--- EXERCISE INPUTS ---

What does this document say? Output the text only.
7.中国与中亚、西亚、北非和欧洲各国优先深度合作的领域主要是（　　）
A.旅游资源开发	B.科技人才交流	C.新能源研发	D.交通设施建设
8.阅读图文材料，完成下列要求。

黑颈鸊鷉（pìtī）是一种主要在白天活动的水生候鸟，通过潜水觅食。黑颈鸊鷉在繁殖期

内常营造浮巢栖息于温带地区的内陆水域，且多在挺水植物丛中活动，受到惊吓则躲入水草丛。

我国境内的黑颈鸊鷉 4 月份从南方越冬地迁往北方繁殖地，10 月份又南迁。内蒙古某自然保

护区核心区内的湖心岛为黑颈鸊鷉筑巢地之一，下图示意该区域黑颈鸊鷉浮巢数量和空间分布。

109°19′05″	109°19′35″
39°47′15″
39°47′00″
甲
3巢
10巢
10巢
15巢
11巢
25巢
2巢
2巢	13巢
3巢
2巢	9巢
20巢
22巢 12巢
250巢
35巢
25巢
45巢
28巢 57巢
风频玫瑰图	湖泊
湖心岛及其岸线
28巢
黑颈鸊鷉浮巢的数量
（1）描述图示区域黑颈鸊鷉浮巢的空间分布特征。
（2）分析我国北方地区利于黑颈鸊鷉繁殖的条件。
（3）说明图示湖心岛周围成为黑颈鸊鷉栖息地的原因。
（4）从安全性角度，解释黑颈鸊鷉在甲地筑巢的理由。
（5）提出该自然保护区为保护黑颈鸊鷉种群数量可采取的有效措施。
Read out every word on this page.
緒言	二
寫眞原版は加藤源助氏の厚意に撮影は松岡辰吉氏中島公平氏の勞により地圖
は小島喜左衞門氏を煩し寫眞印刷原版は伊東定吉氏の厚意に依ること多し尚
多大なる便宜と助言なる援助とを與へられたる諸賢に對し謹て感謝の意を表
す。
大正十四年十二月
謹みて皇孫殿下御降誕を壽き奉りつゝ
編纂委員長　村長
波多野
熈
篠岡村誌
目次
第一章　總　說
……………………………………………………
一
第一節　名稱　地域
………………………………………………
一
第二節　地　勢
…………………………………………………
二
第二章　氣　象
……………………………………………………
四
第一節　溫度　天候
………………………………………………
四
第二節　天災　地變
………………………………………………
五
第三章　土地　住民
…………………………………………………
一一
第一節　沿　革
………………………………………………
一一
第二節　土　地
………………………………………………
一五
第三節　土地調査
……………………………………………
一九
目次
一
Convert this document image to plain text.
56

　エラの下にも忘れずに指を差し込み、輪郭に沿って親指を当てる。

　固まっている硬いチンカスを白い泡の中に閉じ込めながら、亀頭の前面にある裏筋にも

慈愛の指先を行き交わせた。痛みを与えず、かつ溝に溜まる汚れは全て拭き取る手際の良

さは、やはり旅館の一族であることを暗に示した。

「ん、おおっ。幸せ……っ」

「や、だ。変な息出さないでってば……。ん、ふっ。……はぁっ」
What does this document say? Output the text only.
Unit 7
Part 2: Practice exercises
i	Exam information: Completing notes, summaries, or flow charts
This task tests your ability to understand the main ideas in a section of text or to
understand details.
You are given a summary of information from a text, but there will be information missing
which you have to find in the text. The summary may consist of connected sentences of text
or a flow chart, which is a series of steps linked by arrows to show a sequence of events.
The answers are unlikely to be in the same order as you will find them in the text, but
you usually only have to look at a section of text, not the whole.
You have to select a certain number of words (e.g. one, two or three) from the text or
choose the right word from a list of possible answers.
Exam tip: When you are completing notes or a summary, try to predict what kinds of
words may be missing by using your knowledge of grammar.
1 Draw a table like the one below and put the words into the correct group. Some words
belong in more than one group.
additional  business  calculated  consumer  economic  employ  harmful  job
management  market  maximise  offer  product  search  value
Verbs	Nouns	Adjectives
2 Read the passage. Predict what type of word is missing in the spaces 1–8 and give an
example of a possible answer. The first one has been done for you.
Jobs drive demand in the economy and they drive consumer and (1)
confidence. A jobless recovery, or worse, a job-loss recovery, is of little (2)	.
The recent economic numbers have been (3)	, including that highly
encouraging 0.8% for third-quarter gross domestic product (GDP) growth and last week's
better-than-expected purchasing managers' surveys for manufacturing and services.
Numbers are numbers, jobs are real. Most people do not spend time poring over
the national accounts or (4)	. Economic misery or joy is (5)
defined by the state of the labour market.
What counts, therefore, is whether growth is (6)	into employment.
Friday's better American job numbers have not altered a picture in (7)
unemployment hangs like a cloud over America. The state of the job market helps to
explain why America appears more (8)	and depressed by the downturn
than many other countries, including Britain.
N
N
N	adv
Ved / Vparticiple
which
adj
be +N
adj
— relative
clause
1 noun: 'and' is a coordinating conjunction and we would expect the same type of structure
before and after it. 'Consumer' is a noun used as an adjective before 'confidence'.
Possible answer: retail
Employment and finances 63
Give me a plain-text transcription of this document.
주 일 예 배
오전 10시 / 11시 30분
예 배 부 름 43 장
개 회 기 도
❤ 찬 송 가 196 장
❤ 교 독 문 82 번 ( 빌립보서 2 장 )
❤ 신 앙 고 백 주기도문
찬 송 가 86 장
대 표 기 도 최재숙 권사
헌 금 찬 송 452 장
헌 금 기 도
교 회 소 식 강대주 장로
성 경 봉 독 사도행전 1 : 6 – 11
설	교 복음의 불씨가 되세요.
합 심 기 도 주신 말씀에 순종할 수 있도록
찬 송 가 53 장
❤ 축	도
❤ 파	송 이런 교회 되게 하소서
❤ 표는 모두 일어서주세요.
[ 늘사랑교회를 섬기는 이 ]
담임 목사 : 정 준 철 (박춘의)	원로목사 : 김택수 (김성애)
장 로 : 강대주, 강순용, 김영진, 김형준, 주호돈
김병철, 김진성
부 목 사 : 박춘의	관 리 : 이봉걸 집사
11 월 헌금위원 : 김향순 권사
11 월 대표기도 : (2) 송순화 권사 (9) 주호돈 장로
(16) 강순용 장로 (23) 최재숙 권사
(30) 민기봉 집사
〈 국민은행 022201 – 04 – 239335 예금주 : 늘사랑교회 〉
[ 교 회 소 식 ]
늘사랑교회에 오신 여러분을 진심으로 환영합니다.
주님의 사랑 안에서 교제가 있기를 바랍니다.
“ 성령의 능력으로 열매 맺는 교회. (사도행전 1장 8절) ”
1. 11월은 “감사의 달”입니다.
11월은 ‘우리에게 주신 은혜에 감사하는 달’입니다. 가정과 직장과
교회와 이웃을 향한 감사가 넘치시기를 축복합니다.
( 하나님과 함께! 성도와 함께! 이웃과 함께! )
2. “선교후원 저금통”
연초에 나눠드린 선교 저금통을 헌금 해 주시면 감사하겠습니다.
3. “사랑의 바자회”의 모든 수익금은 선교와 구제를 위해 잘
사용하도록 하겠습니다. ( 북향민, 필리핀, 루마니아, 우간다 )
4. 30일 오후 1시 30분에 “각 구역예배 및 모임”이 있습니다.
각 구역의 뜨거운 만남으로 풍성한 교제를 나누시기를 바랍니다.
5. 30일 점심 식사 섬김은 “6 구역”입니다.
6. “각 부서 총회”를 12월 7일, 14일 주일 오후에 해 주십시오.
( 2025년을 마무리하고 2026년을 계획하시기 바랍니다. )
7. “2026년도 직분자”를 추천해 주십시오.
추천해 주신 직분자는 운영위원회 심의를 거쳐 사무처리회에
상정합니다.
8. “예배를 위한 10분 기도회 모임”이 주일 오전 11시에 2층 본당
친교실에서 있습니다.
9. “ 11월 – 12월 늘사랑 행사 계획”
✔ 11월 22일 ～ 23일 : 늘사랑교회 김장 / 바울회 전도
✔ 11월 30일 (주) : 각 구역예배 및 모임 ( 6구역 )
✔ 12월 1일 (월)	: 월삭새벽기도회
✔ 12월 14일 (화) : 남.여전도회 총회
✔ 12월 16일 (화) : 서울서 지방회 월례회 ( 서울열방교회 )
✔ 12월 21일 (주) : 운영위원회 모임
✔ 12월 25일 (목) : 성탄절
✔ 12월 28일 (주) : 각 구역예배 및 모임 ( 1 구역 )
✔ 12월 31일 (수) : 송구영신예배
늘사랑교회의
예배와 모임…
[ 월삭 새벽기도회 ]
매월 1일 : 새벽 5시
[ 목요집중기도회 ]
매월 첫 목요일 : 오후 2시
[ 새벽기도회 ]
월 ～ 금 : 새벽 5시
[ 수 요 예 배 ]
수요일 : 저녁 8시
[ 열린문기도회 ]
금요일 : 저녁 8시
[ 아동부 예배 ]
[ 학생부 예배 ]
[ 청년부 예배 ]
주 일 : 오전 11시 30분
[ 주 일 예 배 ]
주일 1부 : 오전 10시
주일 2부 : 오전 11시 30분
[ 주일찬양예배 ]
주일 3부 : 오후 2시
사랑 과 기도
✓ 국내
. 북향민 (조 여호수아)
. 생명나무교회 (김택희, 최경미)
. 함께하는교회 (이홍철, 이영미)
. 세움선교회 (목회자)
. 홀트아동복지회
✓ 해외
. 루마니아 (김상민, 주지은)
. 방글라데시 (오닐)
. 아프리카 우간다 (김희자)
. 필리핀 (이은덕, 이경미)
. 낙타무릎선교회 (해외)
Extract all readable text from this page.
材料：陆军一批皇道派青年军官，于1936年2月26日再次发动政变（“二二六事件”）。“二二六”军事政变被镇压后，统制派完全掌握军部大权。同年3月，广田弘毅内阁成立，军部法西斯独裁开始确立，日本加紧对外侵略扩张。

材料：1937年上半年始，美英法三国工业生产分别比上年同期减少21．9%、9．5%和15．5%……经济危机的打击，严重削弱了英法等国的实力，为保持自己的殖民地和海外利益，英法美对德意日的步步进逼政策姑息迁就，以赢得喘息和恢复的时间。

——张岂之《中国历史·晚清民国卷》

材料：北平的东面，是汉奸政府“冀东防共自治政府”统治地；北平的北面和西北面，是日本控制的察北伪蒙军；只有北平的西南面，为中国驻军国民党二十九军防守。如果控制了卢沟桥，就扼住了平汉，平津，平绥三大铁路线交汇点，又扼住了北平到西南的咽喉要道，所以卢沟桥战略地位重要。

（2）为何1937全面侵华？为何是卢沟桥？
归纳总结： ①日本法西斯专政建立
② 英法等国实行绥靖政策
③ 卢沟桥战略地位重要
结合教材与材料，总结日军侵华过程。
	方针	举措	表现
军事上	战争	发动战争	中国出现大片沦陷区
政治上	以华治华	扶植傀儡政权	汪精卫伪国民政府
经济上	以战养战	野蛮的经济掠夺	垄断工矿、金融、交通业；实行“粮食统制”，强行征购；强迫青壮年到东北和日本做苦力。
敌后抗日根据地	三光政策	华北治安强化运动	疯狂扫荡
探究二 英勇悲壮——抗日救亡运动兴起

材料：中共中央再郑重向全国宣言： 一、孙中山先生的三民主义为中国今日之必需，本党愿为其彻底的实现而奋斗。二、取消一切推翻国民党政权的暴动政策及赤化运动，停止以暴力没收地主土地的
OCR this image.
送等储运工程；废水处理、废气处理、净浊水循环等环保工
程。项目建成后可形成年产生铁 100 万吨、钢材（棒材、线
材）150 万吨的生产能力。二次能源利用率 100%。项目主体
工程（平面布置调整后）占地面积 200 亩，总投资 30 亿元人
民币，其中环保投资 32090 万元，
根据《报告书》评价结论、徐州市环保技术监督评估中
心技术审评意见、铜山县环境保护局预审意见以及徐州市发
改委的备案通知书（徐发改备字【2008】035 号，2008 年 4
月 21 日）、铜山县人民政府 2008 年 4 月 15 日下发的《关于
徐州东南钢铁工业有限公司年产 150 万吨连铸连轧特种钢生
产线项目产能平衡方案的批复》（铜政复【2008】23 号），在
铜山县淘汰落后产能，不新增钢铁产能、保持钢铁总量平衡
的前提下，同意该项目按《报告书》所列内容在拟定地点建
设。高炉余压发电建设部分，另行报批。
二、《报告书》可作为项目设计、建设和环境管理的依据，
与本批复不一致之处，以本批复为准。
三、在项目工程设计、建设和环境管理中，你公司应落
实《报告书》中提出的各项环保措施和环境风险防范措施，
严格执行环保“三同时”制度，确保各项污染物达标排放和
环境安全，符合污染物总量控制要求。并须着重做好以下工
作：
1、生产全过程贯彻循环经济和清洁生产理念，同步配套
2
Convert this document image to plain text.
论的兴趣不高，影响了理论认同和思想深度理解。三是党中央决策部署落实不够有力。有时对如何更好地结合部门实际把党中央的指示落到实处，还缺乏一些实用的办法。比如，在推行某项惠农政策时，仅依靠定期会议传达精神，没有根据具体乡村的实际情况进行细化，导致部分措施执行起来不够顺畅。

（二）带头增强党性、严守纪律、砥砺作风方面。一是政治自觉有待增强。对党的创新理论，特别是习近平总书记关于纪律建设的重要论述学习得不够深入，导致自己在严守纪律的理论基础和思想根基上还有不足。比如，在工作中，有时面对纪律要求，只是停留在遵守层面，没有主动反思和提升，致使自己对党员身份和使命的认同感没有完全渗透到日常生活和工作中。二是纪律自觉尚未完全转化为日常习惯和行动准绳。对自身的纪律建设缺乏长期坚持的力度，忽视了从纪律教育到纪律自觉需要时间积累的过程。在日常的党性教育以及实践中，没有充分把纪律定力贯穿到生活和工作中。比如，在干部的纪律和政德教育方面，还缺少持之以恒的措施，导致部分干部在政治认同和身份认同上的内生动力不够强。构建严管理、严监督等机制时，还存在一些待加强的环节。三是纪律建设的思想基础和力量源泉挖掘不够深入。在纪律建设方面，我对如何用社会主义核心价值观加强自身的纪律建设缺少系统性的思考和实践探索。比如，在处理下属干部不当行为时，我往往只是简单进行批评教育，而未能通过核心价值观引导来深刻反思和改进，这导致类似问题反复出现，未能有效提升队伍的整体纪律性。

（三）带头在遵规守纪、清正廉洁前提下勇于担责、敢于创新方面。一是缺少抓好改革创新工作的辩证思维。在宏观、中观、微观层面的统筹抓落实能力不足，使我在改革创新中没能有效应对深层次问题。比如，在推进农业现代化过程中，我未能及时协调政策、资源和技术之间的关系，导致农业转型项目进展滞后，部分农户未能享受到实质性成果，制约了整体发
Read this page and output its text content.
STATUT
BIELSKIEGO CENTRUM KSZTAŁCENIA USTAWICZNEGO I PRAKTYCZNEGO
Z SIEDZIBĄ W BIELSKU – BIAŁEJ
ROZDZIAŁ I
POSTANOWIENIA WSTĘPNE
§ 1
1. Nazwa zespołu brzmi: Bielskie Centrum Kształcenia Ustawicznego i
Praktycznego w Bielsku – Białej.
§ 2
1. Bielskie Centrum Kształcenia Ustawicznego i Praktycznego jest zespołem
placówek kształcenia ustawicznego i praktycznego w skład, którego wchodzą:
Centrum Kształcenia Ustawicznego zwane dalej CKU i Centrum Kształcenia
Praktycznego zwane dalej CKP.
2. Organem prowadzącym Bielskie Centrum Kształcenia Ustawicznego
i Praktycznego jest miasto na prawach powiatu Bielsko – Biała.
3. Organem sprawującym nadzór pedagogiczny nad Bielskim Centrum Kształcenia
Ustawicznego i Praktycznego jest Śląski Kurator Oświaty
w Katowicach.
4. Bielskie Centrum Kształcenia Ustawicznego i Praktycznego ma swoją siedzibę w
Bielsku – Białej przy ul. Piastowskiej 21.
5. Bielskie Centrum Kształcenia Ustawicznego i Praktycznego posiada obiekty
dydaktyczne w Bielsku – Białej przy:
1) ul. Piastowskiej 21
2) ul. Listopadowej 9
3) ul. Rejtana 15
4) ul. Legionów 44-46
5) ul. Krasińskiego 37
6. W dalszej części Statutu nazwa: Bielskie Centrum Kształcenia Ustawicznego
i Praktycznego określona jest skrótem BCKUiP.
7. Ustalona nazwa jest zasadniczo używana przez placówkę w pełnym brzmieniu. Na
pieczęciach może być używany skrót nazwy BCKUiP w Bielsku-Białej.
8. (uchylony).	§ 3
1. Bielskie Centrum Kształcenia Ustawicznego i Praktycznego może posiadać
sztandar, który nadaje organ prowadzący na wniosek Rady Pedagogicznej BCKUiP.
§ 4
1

--- TASK ---
Search the records for the word "product", then list every line that has it.

--- RESPONSE BELOW ---
management  market  maximise  offer  product  search  value
encouraging 0.8% for third-quarter gross domestic product (GDP) growth and last week's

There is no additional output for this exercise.